━━ Data records ━━
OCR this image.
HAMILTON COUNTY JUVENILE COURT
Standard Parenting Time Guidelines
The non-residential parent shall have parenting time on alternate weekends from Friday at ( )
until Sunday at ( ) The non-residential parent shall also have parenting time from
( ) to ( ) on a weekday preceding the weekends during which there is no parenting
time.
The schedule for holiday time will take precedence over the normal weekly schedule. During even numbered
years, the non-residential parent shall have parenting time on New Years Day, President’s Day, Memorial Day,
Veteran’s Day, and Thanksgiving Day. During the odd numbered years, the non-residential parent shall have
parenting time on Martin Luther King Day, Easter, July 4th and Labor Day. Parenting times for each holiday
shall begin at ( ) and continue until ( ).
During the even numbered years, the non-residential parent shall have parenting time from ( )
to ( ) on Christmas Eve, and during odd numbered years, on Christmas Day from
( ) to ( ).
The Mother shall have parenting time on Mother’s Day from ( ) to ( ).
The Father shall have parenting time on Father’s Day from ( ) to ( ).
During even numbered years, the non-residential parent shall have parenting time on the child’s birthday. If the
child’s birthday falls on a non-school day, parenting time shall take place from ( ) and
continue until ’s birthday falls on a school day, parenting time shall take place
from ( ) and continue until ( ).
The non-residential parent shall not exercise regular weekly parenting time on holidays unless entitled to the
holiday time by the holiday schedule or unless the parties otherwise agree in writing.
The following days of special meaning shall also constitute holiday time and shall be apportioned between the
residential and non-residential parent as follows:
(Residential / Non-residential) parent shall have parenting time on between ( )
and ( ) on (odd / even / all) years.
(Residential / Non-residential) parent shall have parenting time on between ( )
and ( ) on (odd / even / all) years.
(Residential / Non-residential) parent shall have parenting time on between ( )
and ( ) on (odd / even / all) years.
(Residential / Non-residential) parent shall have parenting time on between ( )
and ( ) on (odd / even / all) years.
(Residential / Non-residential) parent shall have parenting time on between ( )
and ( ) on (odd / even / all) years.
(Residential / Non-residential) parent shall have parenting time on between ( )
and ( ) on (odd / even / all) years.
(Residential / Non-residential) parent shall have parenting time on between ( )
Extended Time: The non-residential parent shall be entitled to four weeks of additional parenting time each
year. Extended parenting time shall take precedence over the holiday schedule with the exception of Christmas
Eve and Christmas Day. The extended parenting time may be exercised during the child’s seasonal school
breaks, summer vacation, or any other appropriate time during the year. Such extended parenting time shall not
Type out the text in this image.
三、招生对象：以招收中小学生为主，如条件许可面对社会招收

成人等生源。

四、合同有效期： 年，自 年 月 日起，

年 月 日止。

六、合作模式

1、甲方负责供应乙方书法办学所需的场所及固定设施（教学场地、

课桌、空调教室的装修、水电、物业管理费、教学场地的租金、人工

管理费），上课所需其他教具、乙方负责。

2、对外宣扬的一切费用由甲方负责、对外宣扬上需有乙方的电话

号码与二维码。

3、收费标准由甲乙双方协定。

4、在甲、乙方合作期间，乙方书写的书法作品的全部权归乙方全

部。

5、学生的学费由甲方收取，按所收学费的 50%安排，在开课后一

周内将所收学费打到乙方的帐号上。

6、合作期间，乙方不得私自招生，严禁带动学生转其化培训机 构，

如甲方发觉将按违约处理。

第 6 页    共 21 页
━━━
Instructions to follow:
From the listing, copy each line containing the word "numbered".

Exercise answer:
The schedule for holiday time will take precedence over the normal weekly schedule. During even numbered
Veteran’s Day, and Thanksgiving Day. During the odd numbered years, the non-residential parent shall have
During the even numbered years, the non-residential parent shall have parenting time from ( )
to ( ) on Christmas Eve, and during odd numbered years, on Christmas Day from
During even numbered years, the non-residential parent shall have parenting time on the child’s birthday. If the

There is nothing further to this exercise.